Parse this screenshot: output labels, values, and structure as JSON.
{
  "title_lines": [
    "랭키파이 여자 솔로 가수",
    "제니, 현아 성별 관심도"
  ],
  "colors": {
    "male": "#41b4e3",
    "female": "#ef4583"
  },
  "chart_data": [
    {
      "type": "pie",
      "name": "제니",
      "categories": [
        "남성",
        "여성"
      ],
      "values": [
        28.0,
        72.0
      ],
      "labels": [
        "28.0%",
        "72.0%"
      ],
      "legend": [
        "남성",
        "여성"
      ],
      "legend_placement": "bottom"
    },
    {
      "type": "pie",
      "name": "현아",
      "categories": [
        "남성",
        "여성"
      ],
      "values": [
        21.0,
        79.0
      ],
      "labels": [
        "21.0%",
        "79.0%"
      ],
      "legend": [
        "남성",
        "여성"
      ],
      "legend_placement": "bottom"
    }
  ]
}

- [WORK INSTRUCTIONS]
Each line in the material above must be retyped without alteration.

- [SOLUTION TO THIS TASK]
Parse this screenshot: output labels, values, and structure as JSON.
{
  "title_lines": [
    "랭키파이 여자 솔로 가수",
    "제니, 현아 성별 관심도"
  ],
  "colors": {
    "male": "#41b4e3",
    "female": "#ef4583"
  },
  "chart_data": [
    {
      "type": "pie",
      "name": "제니",
      "categories": [
        "남성",
        "여성"
      ],
      "values": [
        28.0,
        72.0
      ],
      "labels": [
        "28.0%",
        "72.0%"
      ],
      "legend": [
        "남성",
        "여성"
      ],
      "legend_placement": "bottom"
    },
    {
      "type": "pie",
      "name": "현아",
      "categories": [
        "남성",
        "여성"
      ],
      "values": [
        21.0,
        79.0
      ],
      "labels": [
        "21.0%",
        "79.0%"
      ],
      "legend": [
        "남성",
        "여성"
      ],
      "legend_placement": "bottom"
    }
  ]
}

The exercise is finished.